» Goal:
Return the complete listing that follows, with each line reproduced exactly.

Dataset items
%%

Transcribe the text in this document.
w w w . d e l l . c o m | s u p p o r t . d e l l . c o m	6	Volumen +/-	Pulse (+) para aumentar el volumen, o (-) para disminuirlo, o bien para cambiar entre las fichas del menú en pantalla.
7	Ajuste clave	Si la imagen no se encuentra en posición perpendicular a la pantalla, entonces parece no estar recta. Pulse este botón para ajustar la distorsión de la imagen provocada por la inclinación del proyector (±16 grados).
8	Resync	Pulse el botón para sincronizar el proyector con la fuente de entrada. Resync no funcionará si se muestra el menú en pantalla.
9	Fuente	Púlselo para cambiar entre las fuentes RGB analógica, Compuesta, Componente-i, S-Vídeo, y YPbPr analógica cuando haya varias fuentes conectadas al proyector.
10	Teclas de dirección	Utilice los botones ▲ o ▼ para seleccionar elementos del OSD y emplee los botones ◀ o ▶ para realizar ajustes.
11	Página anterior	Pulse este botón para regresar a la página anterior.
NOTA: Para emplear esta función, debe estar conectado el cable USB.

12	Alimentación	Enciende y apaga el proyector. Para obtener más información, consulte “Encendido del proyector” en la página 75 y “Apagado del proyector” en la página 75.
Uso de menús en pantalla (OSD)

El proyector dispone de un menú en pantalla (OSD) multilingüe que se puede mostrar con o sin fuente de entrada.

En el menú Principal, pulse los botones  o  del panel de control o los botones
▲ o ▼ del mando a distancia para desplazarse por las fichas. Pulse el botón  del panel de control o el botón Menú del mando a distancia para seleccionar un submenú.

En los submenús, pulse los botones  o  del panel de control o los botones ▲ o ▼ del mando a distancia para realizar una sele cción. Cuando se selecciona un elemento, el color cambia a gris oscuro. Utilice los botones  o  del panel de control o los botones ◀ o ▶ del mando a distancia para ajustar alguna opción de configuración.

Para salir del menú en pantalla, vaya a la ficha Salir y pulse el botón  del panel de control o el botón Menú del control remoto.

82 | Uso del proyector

%%

» Correct answer:
Transcribe the text in this document.
w w w . d e l l . c o m | s u p p o r t . d e l l . c o m	6	Volumen +/-	Pulse (+) para aumentar el volumen, o (-) para disminuirlo, o bien para cambiar entre las fichas del menú en pantalla.
7	Ajuste clave	Si la imagen no se encuentra en posición perpendicular a la pantalla, entonces parece no estar recta. Pulse este botón para ajustar la distorsión de la imagen provocada por la inclinación del proyector (±16 grados).
8	Resync	Pulse el botón para sincronizar el proyector con la fuente de entrada. Resync no funcionará si se muestra el menú en pantalla.
9	Fuente	Púlselo para cambiar entre las fuentes RGB analógica, Compuesta, Componente-i, S-Vídeo, y YPbPr analógica cuando haya varias fuentes conectadas al proyector.
10	Teclas de dirección	Utilice los botones ▲ o ▼ para seleccionar elementos del OSD y emplee los botones ◀ o ▶ para realizar ajustes.
11	Página anterior	Pulse este botón para regresar a la página anterior.
NOTA: Para emplear esta función, debe estar conectado el cable USB.

12	Alimentación	Enciende y apaga el proyector. Para obtener más información, consulte “Encendido del proyector” en la página 75 y “Apagado del proyector” en la página 75.
Uso de menús en pantalla (OSD)

El proyector dispone de un menú en pantalla (OSD) multilingüe que se puede mostrar con o sin fuente de entrada.

En el menú Principal, pulse los botones  o  del panel de control o los botones
▲ o ▼ del mando a distancia para desplazarse por las fichas. Pulse el botón  del panel de control o el botón Menú del mando a distancia para seleccionar un submenú.

En los submenús, pulse los botones  o  del panel de control o los botones ▲ o ▼ del mando a distancia para realizar una sele cción. Cuando se selecciona un elemento, el color cambia a gris oscuro. Utilice los botones  o  del panel de control o los botones ◀ o ▶ del mando a distancia para ajustar alguna opción de configuración.

Para salir del menú en pantalla, vaya a la ficha Salir y pulse el botón  del panel de control o el botón Menú del control remoto.

82 | Uso del proyector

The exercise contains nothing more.